**Extracted records:**
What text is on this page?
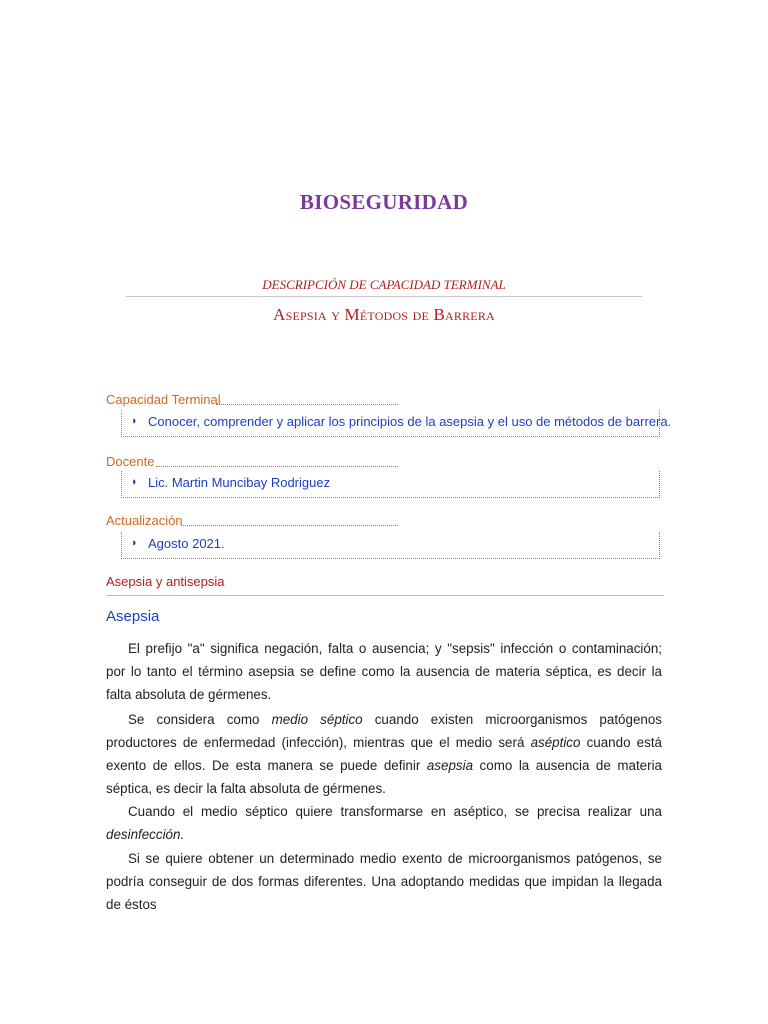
BIOSEGURIDAD
DESCRIPCIÓN DE CAPACIDAD TERMINAL
Asepsia y Métodos de Barrera
Capacidad Terminal
◗ Conocer, comprender y aplicar los principios de la asepsia y el uso de métodos de barrera.
Docente
◗ Lic. Martin Muncibay Rodriguez
Actualización
◗ Agosto 2021.
Asepsia y antisepsia
Asepsia

El prefijo "a" significa negación, falta o ausencia; y "sepsis" infección o contaminación; por lo tanto el término asepsia se define como la ausencia de materia séptica, es decir la falta absoluta de gérmenes.

Se considera como medio séptico cuando existen microorganismos patógenos productores de enfermedad (infección), mientras que el medio será aséptico cuando está exento de ellos. De esta manera se puede definir asepsia como la ausencia de materia séptica, es decir la falta absoluta de gérmenes.

Cuando el medio séptico quiere transformarse en aséptico, se precisa realizar una desinfección.

Si se quiere obtener un determinado medio exento de microorganismos patógenos, se podría conseguir de dos formas diferentes. Una adoptando medidas que impidan la llegada de éstos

**Given request:**
All of the entries above should be copied exactly, except for the pictures.

**Task output:**
What text is on this page?
BIOSEGURIDAD
DESCRIPCIÓN DE CAPACIDAD TERMINAL
Asepsia y Métodos de Barrera
Capacidad Terminal
◗ Conocer, comprender y aplicar los principios de la asepsia y el uso de métodos de barrera.
Docente
◗ Lic. Martin Muncibay Rodriguez
Actualización
◗ Agosto 2021.
Asepsia y antisepsia
Asepsia

El prefijo "a" significa negación, falta o ausencia; y "sepsis" infección o contaminación; por lo tanto el término asepsia se define como la ausencia de materia séptica, es decir la falta absoluta de gérmenes.

Se considera como medio séptico cuando existen microorganismos patógenos productores de enfermedad (infección), mientras que el medio será aséptico cuando está exento de ellos. De esta manera se puede definir asepsia como la ausencia de materia séptica, es decir la falta absoluta de gérmenes.

Cuando el medio séptico quiere transformarse en aséptico, se precisa realizar una desinfección.

Si se quiere obtener un determinado medio exento de microorganismos patógenos, se podría conseguir de dos formas diferentes. Una adoptando medidas que impidan la llegada de éstos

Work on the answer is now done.